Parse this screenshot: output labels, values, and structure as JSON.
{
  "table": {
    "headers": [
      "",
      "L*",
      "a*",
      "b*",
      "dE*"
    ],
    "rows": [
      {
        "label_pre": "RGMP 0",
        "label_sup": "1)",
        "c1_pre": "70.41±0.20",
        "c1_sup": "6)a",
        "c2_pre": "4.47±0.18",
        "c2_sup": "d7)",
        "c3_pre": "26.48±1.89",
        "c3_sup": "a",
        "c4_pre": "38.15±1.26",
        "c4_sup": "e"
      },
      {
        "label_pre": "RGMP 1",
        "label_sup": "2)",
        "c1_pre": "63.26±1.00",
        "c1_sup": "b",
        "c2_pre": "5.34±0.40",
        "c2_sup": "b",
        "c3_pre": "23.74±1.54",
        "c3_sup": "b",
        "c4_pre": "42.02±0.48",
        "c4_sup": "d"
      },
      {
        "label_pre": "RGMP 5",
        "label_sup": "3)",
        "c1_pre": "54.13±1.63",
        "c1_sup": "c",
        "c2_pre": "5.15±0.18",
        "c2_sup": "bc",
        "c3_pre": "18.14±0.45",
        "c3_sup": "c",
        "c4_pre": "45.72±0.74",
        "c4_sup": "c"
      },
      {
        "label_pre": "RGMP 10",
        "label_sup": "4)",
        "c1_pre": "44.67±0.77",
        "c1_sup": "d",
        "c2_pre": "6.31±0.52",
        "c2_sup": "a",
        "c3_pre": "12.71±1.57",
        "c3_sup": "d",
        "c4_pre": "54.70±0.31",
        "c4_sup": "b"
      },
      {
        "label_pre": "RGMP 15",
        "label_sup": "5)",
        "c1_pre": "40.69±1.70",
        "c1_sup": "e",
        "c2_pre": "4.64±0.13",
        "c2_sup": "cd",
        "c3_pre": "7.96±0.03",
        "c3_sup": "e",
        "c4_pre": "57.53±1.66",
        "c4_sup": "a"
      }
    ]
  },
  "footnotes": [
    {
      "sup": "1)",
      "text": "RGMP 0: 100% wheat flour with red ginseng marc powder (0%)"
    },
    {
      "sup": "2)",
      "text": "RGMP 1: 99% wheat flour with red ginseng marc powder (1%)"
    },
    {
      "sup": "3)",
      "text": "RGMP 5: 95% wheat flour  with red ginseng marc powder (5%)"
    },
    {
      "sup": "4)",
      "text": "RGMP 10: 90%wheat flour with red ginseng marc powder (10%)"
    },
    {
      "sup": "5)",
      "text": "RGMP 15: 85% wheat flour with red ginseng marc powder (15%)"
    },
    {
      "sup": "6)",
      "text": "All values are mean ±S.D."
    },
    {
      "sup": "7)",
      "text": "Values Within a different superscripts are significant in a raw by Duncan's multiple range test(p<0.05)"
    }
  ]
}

::::::

REQUIREMENTS >> Report how many lines in the data include the word "powder", and give nothing but the count.

REPLY >> 5